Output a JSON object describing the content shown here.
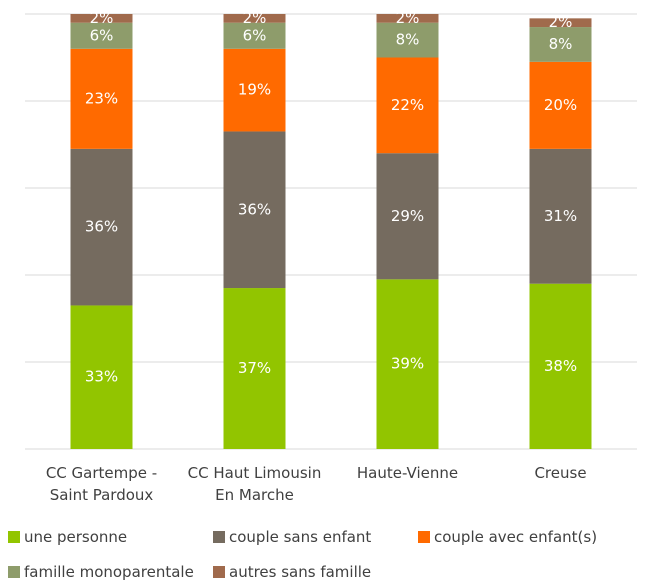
{
  "chart_data": {
    "type": "stacked_bar",
    "categories": [
      "CC Gartempe - Saint Pardoux",
      "CC Haut Limousin En Marche",
      "Haute-Vienne",
      "Creuse"
    ],
    "series": [
      {
        "name": "une personne",
        "color": "#92c500",
        "values": [
          33,
          37,
          39,
          38
        ],
        "value_labels": [
          "33%",
          "37%",
          "39%",
          "38%"
        ]
      },
      {
        "name": "couple sans enfant",
        "color": "#756b5f",
        "values": [
          36,
          36,
          29,
          31
        ],
        "value_labels": [
          "36%",
          "36%",
          "29%",
          "31%"
        ]
      },
      {
        "name": "couple avec enfant(s)",
        "color": "#ff6a00",
        "values": [
          23,
          19,
          22,
          20
        ],
        "value_labels": [
          "23%",
          "19%",
          "22%",
          "20%"
        ]
      },
      {
        "name": "famille monoparentale",
        "color": "#8e9c6b",
        "values": [
          6,
          6,
          8,
          8
        ],
        "value_labels": [
          "6%",
          "6%",
          "8%",
          "8%"
        ]
      },
      {
        "name": "autres sans famille",
        "color": "#a06a4c",
        "values": [
          2,
          2,
          2,
          2
        ],
        "value_labels": [
          "2%",
          "2%",
          "2%",
          "2%"
        ]
      }
    ],
    "ylim": [
      0,
      100
    ],
    "yticks": [
      0,
      20,
      40,
      60,
      80,
      100
    ],
    "grid": true
  }
}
+++
*WHAT IS NEEDED*.
Where a line contains "couple", copy that line.

*RESULT OF THE EXERCISE*.
        "name": "couple sans enfant",
        "name": "couple avec enfant(s)",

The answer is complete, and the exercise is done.